Collect all lines below with the string "Golongan".

* * * * * * *

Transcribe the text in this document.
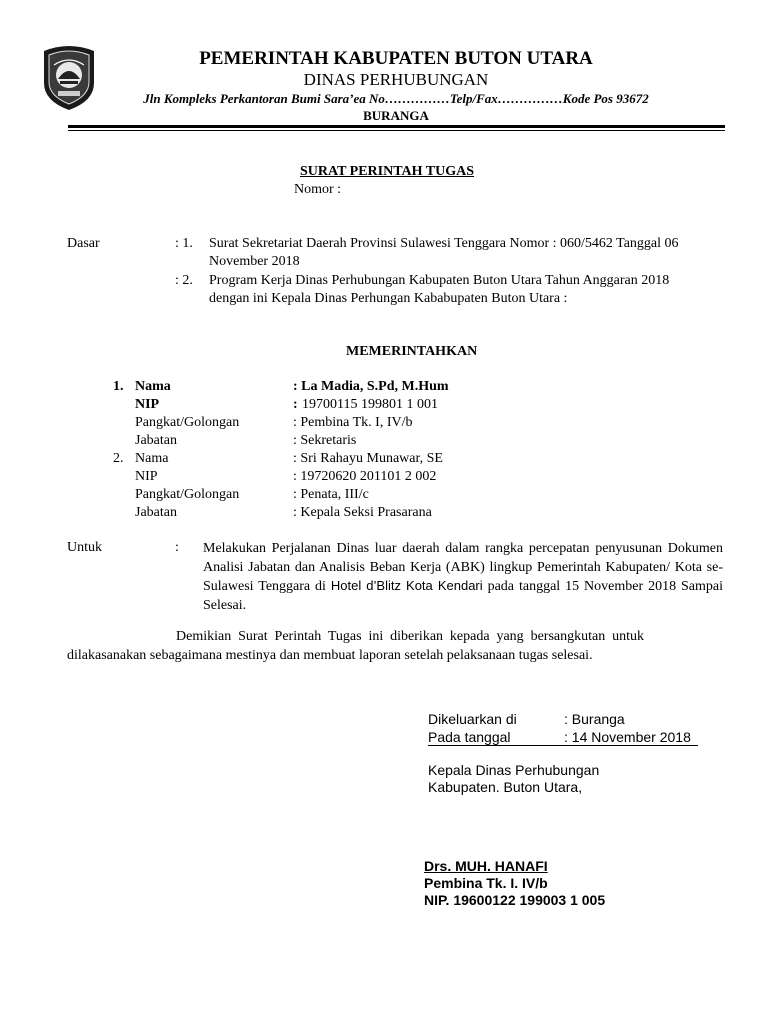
PEMERINTAH KABUPATEN BUTON UTARA
DINAS PERHUBUNGAN
Jln Kompleks Perkantoran Bumi Sara’ea No……………Telp/Fax……………Kode Pos 93672
BURANGA
SURAT PERINTAH TUGAS
Nomor :
Dasar	: 1. Surat Sekretariat Daerah Provinsi Sulawesi Tenggara Nomor : 060/5462 Tanggal 06
November 2018
: 2. Program Kerja Dinas Perhubungan Kabupaten Buton Utara Tahun Anggaran 2018
dengan ini Kepala Dinas Perhungan Kababupaten Buton Utara :
MEMERINTAHKAN
1. Nama	: La Madia, S.Pd, M.Hum
NIP	: 19700115 199801 1 001
Pangkat/Golongan	: Pembina Tk. I, IV/b
Jabatan	: Sekretaris
2. Nama	: Sri Rahayu Munawar, SE
NIP	: 19720620 201101 2 002
Pangkat/Golongan	: Penata, III/c
Jabatan	: Kepala Seksi Prasarana
Untuk	: Melakukan Perjalanan Dinas luar daerah dalam rangka percepatan penyusunan Dokumen Analisi Jabatan dan Analisis Beban Kerja (ABK) lingkup Pemerintah Kabupaten/ Kota se- Sulawesi Tenggara di Hotel d’Blitz Kota Kendari pada tanggal 15 November 2018 Sampai Selesai.
Demikian Surat Perintah Tugas ini diberikan kepada yang bersangkutan untuk
dilakasanakan sebagaimana mestinya dan membuat laporan setelah pelaksanaan tugas selesai.
Dikeluarkan di	: Buranga
Pada tanggal	: 14 November 2018
Kepala Dinas Perhubungan
Kabupaten. Buton Utara,
Drs. MUH. HANAFI
Pembina Tk. I. IV/b
NIP. 19600122 199003 1 005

* * * * * * *

_Response to this task_
Pangkat/Golongan	: Pembina Tk. I, IV/b
Pangkat/Golongan	: Penata, III/c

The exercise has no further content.